--- start ---

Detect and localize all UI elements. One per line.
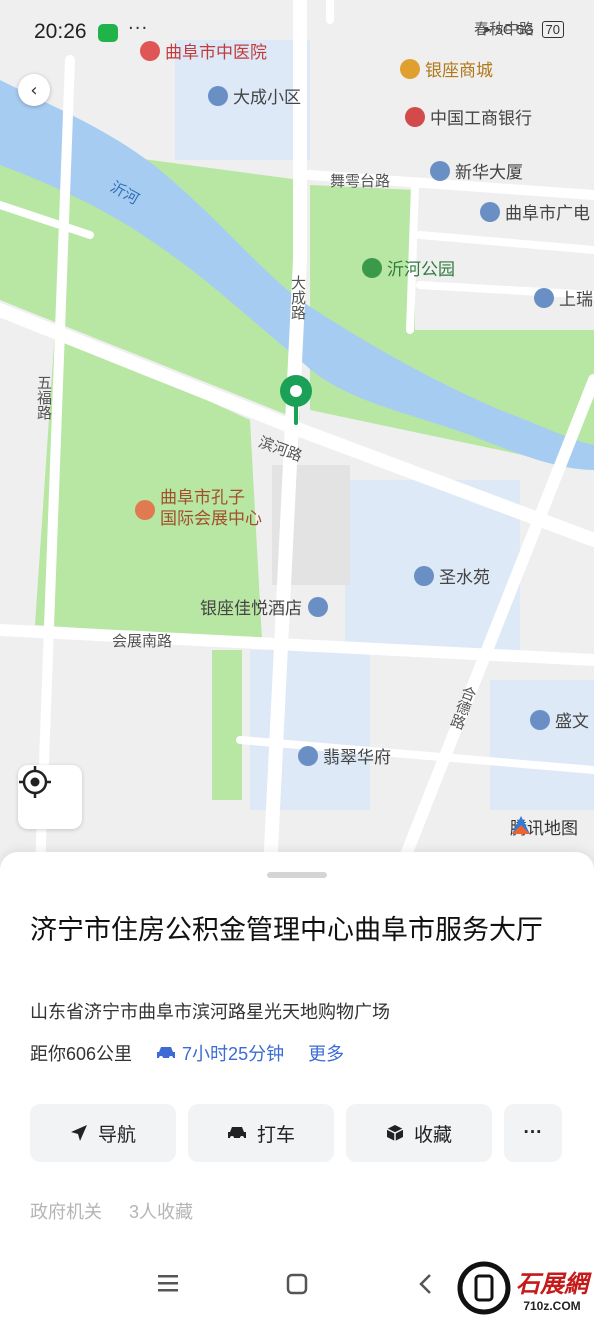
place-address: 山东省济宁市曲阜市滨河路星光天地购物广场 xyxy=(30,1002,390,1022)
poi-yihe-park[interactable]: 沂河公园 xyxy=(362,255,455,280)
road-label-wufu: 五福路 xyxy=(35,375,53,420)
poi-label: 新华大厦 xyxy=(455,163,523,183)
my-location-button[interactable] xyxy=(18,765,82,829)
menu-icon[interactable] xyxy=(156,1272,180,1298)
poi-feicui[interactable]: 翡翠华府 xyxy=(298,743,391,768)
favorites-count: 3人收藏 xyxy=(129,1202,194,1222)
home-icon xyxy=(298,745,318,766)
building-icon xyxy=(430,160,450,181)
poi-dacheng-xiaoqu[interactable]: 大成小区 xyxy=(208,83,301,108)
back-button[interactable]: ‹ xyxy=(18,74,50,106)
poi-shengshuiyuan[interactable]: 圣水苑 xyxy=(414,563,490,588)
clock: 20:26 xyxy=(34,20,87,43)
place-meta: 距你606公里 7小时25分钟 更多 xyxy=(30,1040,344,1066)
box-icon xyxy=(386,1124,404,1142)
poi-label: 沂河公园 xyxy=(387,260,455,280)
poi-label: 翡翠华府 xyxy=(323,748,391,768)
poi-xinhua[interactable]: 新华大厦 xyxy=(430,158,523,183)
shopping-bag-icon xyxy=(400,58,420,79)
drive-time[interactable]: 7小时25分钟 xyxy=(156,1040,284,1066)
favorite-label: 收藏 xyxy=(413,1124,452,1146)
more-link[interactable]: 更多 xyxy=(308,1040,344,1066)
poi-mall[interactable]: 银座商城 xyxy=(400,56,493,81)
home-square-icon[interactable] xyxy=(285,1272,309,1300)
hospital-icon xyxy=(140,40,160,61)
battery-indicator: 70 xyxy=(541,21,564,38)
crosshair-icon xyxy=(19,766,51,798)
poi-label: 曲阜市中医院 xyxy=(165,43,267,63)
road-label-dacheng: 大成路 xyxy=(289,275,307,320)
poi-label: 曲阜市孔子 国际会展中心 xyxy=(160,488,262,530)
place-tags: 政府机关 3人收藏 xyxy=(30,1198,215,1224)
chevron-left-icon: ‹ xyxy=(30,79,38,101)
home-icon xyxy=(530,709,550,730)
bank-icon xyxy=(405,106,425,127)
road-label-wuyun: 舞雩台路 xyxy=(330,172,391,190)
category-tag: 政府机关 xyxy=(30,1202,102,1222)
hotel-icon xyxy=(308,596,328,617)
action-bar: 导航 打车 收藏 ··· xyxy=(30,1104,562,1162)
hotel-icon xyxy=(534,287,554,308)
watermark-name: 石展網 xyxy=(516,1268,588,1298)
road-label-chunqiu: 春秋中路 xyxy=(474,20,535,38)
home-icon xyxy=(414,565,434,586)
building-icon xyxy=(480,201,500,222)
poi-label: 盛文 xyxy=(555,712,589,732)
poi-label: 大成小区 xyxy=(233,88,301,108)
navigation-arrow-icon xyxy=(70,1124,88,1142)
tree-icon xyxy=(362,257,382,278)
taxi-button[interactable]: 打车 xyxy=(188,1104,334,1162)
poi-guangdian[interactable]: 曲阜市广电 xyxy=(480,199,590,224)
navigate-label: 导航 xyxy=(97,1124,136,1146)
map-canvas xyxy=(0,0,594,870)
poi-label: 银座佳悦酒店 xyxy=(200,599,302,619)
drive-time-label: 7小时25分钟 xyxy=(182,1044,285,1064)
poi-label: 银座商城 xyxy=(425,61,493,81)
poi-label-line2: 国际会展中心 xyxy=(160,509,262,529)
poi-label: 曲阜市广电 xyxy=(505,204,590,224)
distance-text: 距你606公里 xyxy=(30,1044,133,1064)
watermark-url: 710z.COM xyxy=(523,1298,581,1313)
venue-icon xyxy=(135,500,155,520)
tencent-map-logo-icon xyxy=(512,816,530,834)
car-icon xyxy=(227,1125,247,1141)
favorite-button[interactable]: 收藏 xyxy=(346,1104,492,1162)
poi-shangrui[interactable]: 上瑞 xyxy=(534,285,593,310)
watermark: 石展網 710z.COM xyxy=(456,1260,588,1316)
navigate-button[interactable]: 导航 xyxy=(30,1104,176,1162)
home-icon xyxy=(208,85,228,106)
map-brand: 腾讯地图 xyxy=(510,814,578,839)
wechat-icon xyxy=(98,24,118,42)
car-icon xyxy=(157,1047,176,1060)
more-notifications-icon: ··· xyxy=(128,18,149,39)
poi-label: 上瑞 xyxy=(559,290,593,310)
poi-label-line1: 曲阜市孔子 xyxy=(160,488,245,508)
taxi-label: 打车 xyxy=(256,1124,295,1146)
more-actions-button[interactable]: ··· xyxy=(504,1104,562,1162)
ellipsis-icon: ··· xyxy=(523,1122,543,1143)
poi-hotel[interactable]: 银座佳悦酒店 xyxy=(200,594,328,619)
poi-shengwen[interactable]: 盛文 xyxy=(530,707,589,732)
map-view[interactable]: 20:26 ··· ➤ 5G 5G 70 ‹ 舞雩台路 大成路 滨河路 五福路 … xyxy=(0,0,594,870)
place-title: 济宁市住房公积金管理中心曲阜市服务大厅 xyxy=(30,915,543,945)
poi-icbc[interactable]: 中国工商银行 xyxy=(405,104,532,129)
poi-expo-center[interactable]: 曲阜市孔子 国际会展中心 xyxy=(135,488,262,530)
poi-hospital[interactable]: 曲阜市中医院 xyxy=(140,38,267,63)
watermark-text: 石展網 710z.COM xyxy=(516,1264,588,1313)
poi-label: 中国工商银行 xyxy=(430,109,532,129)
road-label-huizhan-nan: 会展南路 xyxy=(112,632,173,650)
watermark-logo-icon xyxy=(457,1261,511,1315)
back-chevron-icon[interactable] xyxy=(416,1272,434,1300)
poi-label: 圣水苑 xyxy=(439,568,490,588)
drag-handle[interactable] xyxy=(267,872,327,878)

--- end ---

**Exercise aim**
Copy out every line of the records above without changing a character, but leave out the picture.

**Result of the task**
Detect and localize all UI elements. One per line.
place-address: 山东省济宁市曲阜市滨河路星光天地购物广场 xyxy=(30,1002,390,1022)
poi-yihe-park[interactable]: 沂河公园 xyxy=(362,255,455,280)
road-label-wufu: 五福路 xyxy=(35,375,53,420)
poi-label: 新华大厦 xyxy=(455,163,523,183)
my-location-button[interactable] xyxy=(18,765,82,829)
menu-icon[interactable] xyxy=(156,1272,180,1298)
poi-feicui[interactable]: 翡翠华府 xyxy=(298,743,391,768)
favorites-count: 3人收藏 xyxy=(129,1202,194,1222)
home-icon xyxy=(298,745,318,766)
building-icon xyxy=(430,160,450,181)
poi-dacheng-xiaoqu[interactable]: 大成小区 xyxy=(208,83,301,108)
back-button[interactable]: ‹ xyxy=(18,74,50,106)
poi-shengshuiyuan[interactable]: 圣水苑 xyxy=(414,563,490,588)
clock: 20:26 xyxy=(34,20,87,43)
place-meta: 距你606公里 7小时25分钟 更多 xyxy=(30,1040,344,1066)
box-icon xyxy=(386,1124,404,1142)
poi-label: 沂河公园 xyxy=(387,260,455,280)
poi-label: 翡翠华府 xyxy=(323,748,391,768)
poi-xinhua[interactable]: 新华大厦 xyxy=(430,158,523,183)
shopping-bag-icon xyxy=(400,58,420,79)
drive-time[interactable]: 7小时25分钟 xyxy=(156,1040,284,1066)
favorite-label: 收藏 xyxy=(413,1124,452,1146)
more-link[interactable]: 更多 xyxy=(308,1040,344,1066)
poi-mall[interactable]: 银座商城 xyxy=(400,56,493,81)
home-square-icon[interactable] xyxy=(285,1272,309,1300)
hospital-icon xyxy=(140,40,160,61)
battery-indicator: 70 xyxy=(541,21,564,38)
crosshair-icon xyxy=(19,766,51,798)
poi-label: 曲阜市中医院 xyxy=(165,43,267,63)
road-label-dacheng: 大成路 xyxy=(289,275,307,320)
poi-label: 曲阜市孔子 国际会展中心 xyxy=(160,488,262,530)
place-tags: 政府机关 3人收藏 xyxy=(30,1198,215,1224)
chevron-left-icon: ‹ xyxy=(30,79,38,101)
home-icon xyxy=(530,709,550,730)
bank-icon xyxy=(405,106,425,127)
road-label-wuyun: 舞雩台路 xyxy=(330,172,391,190)
category-tag: 政府机关 xyxy=(30,1202,102,1222)
hotel-icon xyxy=(308,596,328,617)
action-bar: 导航 打车 收藏 ··· xyxy=(30,1104,562,1162)
hotel-icon xyxy=(534,287,554,308)
watermark-name: 石展網 xyxy=(516,1268,588,1298)
road-label-chunqiu: 春秋中路 xyxy=(474,20,535,38)
home-icon xyxy=(414,565,434,586)
building-icon xyxy=(480,201,500,222)
poi-label: 盛文 xyxy=(555,712,589,732)
poi-label: 大成小区 xyxy=(233,88,301,108)
navigation-arrow-icon xyxy=(70,1124,88,1142)
tree-icon xyxy=(362,257,382,278)
taxi-button[interactable]: 打车 xyxy=(188,1104,334,1162)
poi-guangdian[interactable]: 曲阜市广电 xyxy=(480,199,590,224)
navigate-label: 导航 xyxy=(97,1124,136,1146)
map-canvas xyxy=(0,0,594,870)
poi-label: 银座佳悦酒店 xyxy=(200,599,302,619)
drive-time-label: 7小时25分钟 xyxy=(182,1044,285,1064)
poi-label: 银座商城 xyxy=(425,61,493,81)
poi-label-line2: 国际会展中心 xyxy=(160,509,262,529)
poi-label: 曲阜市广电 xyxy=(505,204,590,224)
distance-text: 距你606公里 xyxy=(30,1044,133,1064)
watermark-url: 710z.COM xyxy=(523,1298,581,1313)
venue-icon xyxy=(135,500,155,520)
tencent-map-logo-icon xyxy=(512,816,530,834)
car-icon xyxy=(227,1125,247,1141)
favorite-button[interactable]: 收藏 xyxy=(346,1104,492,1162)
poi-shangrui[interactable]: 上瑞 xyxy=(534,285,593,310)
watermark: 石展網 710z.COM xyxy=(456,1260,588,1316)
navigate-button[interactable]: 导航 xyxy=(30,1104,176,1162)
home-icon xyxy=(208,85,228,106)
map-brand: 腾讯地图 xyxy=(510,814,578,839)
wechat-icon xyxy=(98,24,118,42)
car-icon xyxy=(157,1047,176,1060)
more-notifications-icon: ··· xyxy=(128,18,149,39)
poi-label: 上瑞 xyxy=(559,290,593,310)
poi-label-line1: 曲阜市孔子 xyxy=(160,488,245,508)
taxi-label: 打车 xyxy=(256,1124,295,1146)
more-actions-button[interactable]: ··· xyxy=(504,1104,562,1162)
ellipsis-icon: ··· xyxy=(523,1122,543,1143)
poi-hotel[interactable]: 银座佳悦酒店 xyxy=(200,594,328,619)
poi-shengwen[interactable]: 盛文 xyxy=(530,707,589,732)
map-view[interactable]: 20:26 ··· ➤ 5G 5G 70 ‹ 舞雩台路 大成路 滨河路 五福路 … xyxy=(0,0,594,870)
place-title: 济宁市住房公积金管理中心曲阜市服务大厅 xyxy=(30,915,543,945)
poi-icbc[interactable]: 中国工商银行 xyxy=(405,104,532,129)
poi-expo-center[interactable]: 曲阜市孔子 国际会展中心 xyxy=(135,488,262,530)
poi-hospital[interactable]: 曲阜市中医院 xyxy=(140,38,267,63)
watermark-text: 石展網 710z.COM xyxy=(516,1264,588,1313)
poi-label: 中国工商银行 xyxy=(430,109,532,129)
road-label-huizhan-nan: 会展南路 xyxy=(112,632,173,650)
watermark-logo-icon xyxy=(457,1261,511,1315)
back-chevron-icon[interactable] xyxy=(416,1272,434,1300)
poi-label: 圣水苑 xyxy=(439,568,490,588)
drag-handle[interactable] xyxy=(267,872,327,878)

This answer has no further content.